▶ [Task directions] Please quote every line word for word.

Data excerpts
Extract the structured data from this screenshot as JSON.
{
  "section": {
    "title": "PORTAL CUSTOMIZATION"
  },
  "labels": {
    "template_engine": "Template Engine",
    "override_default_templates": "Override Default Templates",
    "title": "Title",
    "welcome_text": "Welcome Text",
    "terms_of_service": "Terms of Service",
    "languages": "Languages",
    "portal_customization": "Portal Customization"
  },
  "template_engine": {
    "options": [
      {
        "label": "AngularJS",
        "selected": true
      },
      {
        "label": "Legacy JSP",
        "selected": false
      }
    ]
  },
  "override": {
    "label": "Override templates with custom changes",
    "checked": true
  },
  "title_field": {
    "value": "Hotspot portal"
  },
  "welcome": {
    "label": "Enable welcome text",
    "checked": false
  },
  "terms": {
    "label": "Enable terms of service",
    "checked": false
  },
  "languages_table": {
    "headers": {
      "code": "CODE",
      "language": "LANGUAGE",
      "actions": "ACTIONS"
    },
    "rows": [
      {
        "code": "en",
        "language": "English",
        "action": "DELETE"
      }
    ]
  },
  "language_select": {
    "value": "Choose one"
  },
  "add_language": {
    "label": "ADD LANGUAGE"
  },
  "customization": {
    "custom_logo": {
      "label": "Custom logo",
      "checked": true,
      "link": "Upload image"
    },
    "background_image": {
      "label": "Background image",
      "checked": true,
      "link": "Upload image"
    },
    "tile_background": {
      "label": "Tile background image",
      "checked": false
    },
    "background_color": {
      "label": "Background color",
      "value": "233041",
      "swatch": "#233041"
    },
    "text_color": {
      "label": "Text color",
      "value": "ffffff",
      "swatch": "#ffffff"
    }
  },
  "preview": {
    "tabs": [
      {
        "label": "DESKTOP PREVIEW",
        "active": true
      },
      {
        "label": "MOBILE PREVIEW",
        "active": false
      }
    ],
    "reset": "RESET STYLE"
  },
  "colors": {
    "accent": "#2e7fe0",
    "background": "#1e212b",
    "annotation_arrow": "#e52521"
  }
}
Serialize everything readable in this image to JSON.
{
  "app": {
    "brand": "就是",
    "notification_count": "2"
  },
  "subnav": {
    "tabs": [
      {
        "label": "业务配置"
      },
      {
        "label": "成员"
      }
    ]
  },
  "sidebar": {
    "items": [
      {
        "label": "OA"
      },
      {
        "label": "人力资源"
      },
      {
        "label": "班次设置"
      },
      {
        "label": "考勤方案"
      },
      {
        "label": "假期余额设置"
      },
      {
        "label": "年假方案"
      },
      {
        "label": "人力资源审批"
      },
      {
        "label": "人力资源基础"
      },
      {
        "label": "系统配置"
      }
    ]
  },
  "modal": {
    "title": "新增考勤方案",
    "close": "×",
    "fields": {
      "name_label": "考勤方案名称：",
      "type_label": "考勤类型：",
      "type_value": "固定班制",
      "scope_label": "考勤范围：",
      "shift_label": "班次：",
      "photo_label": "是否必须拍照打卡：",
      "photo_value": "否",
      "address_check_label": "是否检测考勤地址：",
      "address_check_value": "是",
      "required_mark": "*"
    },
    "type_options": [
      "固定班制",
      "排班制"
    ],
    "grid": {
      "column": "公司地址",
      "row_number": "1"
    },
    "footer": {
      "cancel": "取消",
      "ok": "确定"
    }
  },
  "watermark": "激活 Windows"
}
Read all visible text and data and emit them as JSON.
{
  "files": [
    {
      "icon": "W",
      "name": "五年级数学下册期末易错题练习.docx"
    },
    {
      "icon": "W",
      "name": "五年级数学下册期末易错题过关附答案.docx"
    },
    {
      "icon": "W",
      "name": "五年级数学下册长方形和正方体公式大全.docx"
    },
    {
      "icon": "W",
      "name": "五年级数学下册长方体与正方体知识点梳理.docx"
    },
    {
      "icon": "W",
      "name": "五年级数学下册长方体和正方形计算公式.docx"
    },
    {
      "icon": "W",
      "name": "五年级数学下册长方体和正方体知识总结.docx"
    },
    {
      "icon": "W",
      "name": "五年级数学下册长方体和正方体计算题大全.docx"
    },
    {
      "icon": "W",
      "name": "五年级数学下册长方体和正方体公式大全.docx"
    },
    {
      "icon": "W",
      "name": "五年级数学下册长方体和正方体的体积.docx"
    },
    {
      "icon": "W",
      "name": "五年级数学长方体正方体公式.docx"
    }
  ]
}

▶ [Exercise answer]
Extract the structured data from this screenshot as JSON.
{
  "section": {
    "title": "PORTAL CUSTOMIZATION"
  },
  "labels": {
    "template_engine": "Template Engine",
    "override_default_templates": "Override Default Templates",
    "title": "Title",
    "welcome_text": "Welcome Text",
    "terms_of_service": "Terms of Service",
    "languages": "Languages",
    "portal_customization": "Portal Customization"
  },
  "template_engine": {
    "options": [
      {
        "label": "AngularJS",
        "selected": true
      },
      {
        "label": "Legacy JSP",
        "selected": false
      }
    ]
  },
  "override": {
    "label": "Override templates with custom changes",
    "checked": true
  },
  "title_field": {
    "value": "Hotspot portal"
  },
  "welcome": {
    "label": "Enable welcome text",
    "checked": false
  },
  "terms": {
    "label": "Enable terms of service",
    "checked": false
  },
  "languages_table": {
    "headers": {
      "code": "CODE",
      "language": "LANGUAGE",
      "actions": "ACTIONS"
    },
    "rows": [
      {
        "code": "en",
        "language": "English",
        "action": "DELETE"
      }
    ]
  },
  "language_select": {
    "value": "Choose one"
  },
  "add_language": {
    "label": "ADD LANGUAGE"
  },
  "customization": {
    "custom_logo": {
      "label": "Custom logo",
      "checked": true,
      "link": "Upload image"
    },
    "background_image": {
      "label": "Background image",
      "checked": true,
      "link": "Upload image"
    },
    "tile_background": {
      "label": "Tile background image",
      "checked": false
    },
    "background_color": {
      "label": "Background color",
      "value": "233041",
      "swatch": "#233041"
    },
    "text_color": {
      "label": "Text color",
      "value": "ffffff",
      "swatch": "#ffffff"
    }
  },
  "preview": {
    "tabs": [
      {
        "label": "DESKTOP PREVIEW",
        "active": true
      },
      {
        "label": "MOBILE PREVIEW",
        "active": false
      }
    ],
    "reset": "RESET STYLE"
  },
  "colors": {
    "accent": "#2e7fe0",
    "background": "#1e212b",
    "annotation_arrow": "#e52521"
  }
}
Serialize everything readable in this image to JSON.
{
  "app": {
    "brand": "就是",
    "notification_count": "2"
  },
  "subnav": {
    "tabs": [
      {
        "label": "业务配置"
      },
      {
        "label": "成员"
      }
    ]
  },
  "sidebar": {
    "items": [
      {
        "label": "OA"
      },
      {
        "label": "人力资源"
      },
      {
        "label": "班次设置"
      },
      {
        "label": "考勤方案"
      },
      {
        "label": "假期余额设置"
      },
      {
        "label": "年假方案"
      },
      {
        "label": "人力资源审批"
      },
      {
        "label": "人力资源基础"
      },
      {
        "label": "系统配置"
      }
    ]
  },
  "modal": {
    "title": "新增考勤方案",
    "close": "×",
    "fields": {
      "name_label": "考勤方案名称：",
      "type_label": "考勤类型：",
      "type_value": "固定班制",
      "scope_label": "考勤范围：",
      "shift_label": "班次：",
      "photo_label": "是否必须拍照打卡：",
      "photo_value": "否",
      "address_check_label": "是否检测考勤地址：",
      "address_check_value": "是",
      "required_mark": "*"
    },
    "type_options": [
      "固定班制",
      "排班制"
    ],
    "grid": {
      "column": "公司地址",
      "row_number": "1"
    },
    "footer": {
      "cancel": "取消",
      "ok": "确定"
    }
  },
  "watermark": "激活 Windows"
}
Read all visible text and data and emit them as JSON.
{
  "files": [
    {
      "icon": "W",
      "name": "五年级数学下册期末易错题练习.docx"
    },
    {
      "icon": "W",
      "name": "五年级数学下册期末易错题过关附答案.docx"
    },
    {
      "icon": "W",
      "name": "五年级数学下册长方形和正方体公式大全.docx"
    },
    {
      "icon": "W",
      "name": "五年级数学下册长方体与正方体知识点梳理.docx"
    },
    {
      "icon": "W",
      "name": "五年级数学下册长方体和正方形计算公式.docx"
    },
    {
      "icon": "W",
      "name": "五年级数学下册长方体和正方体知识总结.docx"
    },
    {
      "icon": "W",
      "name": "五年级数学下册长方体和正方体计算题大全.docx"
    },
    {
      "icon": "W",
      "name": "五年级数学下册长方体和正方体公式大全.docx"
    },
    {
      "icon": "W",
      "name": "五年级数学下册长方体和正方体的体积.docx"
    },
    {
      "icon": "W",
      "name": "五年级数学长方体正方体公式.docx"
    }
  ]
}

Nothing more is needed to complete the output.